If people want to know how to work on a hub so that it ranks well once published on a niche site, I would be open to writing a guide. I will show you my research process and the way I generally structure the content and how I determine this structure and more. This will take some time to get done as I will create the guide as I update a hub of mine. I aim to take this particular hub from page 2 of search to the upper half of page 1 just by working on the content and I think this can be done. I've done it with other hubs in the past.
If you're interested you could follow this thread and/or post a reply so that I can see how many people would actually benefit from it.
That’s a great idea. Count me in. What’s the title of your article?
I've not written it yet, I wanted to know if people would be interested before I spent the time writing it. I will be writing it this month.
Can you provide some stats on your current articles? How many views per day on average?
Read this: https://hubpages.com/community/forum/33 … c---part-2 I'm not going to provide stats on traffic. You can take what you get from the guide or don't bother reading it. Simple
It seems to me, you claim to have some expertise in getting traffic to your articles...
It should not be a problem to share your results and not a violation of HubPage rules.
I am just commenting from a user perspective.
I will read your article and voice my opinion.
I have strong ideas on what works and what doesn't and some of it depends more on the topic at hand rather than anything you or I can do in the design process.
Some topics will naturally attract more readers than others...no amount of SEO optimization or other techniques will improve on that...
I beg to differ. You have 506 hubs and only have the 10k accolade. So I'm going to assume you have 99,999 views and are 1 view away from the 100k accolade. I must say your strong ideas on what works and what doesn't, doesn't seem to be working.
Yes, some topics get more traffic than others. But ranking for the term you want to rank for is what I want to help people achieve. Whether it's pink pigeon poop (Susannah's famous example) or something millions search for, there's a way to rank better.
I'm close to a Million views if you really want to know, 975,933 right now. And if you read the previous thread I linked to, you will see how I jumped up the rankings. I don't have to share. I can keep it to myself like the others who are successful here keep things to themselves.
No need to assume. I have no problem sharing my stats. My total view at the moment after 3 years on Hubpages is slightly over 50k... I have 500 hubs and I never write to make money for myself or promote my hubs. I am donating all my income on Hubpages to charity.
As far as SEO, you may have some edge but it is a loosing proposition. Google changes its algorithm periodically and you are always playing catchup...
If you check some of my hubs, you will note many are commentary on various topics. I write for my own satisfaction and don’t really care if no one reads it.
If someone finds my writing interesting, or helpful, so much the better.
It's not a losing proposition. If you try to game the system like most SEO people do, then yes it's a losing proposition.
I would never expect another writer to share their traffic stats. I know I would never share mine. What Brandon is offering to do will benefit everyone here -- everyone who is willing to try to improve, anyway. No matter what they write about.

■ **Dataset records**:
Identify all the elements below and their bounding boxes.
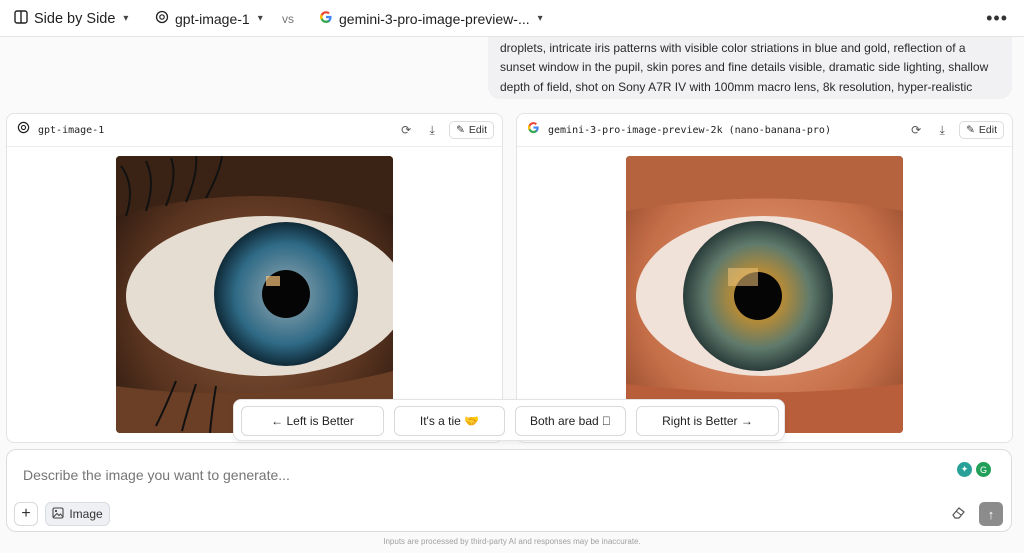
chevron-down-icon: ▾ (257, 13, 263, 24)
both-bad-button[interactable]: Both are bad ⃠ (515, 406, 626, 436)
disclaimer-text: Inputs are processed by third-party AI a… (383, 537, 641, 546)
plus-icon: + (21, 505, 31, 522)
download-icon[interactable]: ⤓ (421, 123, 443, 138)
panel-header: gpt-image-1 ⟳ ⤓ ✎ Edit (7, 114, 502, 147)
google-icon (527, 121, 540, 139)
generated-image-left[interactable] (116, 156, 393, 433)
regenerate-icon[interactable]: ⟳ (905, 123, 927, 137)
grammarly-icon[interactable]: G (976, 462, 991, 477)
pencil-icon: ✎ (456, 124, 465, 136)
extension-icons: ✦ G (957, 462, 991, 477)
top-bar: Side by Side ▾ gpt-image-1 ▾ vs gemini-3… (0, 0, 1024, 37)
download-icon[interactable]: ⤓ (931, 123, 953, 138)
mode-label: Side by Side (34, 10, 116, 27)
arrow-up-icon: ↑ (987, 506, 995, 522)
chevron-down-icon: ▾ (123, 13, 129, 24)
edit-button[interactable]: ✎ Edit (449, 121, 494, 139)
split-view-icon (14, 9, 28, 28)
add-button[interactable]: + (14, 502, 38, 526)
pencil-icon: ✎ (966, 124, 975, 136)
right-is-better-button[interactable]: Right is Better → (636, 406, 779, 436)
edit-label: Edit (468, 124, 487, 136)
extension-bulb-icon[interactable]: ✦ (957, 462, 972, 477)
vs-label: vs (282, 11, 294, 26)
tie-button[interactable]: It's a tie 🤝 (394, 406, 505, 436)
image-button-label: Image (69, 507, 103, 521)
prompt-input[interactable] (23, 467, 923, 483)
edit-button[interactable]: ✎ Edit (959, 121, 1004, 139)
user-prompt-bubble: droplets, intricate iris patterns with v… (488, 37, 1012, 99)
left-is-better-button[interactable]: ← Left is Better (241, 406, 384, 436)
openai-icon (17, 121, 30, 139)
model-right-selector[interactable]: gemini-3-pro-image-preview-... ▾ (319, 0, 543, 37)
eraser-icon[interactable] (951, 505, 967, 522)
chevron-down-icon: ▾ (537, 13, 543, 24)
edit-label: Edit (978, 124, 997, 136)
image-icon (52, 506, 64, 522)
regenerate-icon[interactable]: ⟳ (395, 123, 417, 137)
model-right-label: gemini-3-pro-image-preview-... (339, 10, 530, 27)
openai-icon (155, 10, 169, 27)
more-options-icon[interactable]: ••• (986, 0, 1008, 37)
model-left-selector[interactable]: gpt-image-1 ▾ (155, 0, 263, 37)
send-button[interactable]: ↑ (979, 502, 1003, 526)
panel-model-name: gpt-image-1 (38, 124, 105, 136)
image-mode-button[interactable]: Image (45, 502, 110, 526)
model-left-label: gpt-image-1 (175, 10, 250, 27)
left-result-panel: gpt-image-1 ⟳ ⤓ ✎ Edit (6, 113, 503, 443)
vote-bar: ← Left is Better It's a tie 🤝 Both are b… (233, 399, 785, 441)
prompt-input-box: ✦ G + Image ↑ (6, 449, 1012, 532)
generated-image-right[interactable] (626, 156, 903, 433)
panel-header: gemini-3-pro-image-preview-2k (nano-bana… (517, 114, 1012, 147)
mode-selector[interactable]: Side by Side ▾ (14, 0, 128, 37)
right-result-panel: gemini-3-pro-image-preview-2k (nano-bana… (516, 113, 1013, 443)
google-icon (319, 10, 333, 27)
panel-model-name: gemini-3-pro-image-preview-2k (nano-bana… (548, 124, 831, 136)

■ **Written task 1**:
Decide whether each statement agrees with the forum thread, answering yes or no and quoting the deciding words: (a) The person offering the guide intends to write it this month. (b) The person offering the guide agrees to post traffic stats. (c) One participant gives all Hubpages income to charity.
■ **Written task 2**:
Copy out the part of the forum thread between "It should not" and "improve on that...", inclusive.

■ **Full output 1**:
(a) Yes: "I will be writing it this month."
(b) No: "I'm not going to provide stats on traffic."
(c) Yes: "I am donating all my income on Hubpages to charity."

■ **Full output 2**:
It should not be a problem to share your results and not a violation of HubPage rules.
I am just commenting from a user perspective.
I will read your article and voice my opinion.
I have strong ideas on what works and what doesn't and some of it depends more on the topic at hand rather than anything you or I can do in the design process.
Some topics will naturally attract more readers than others...no amount of SEO optimization or other techniques will improve on that...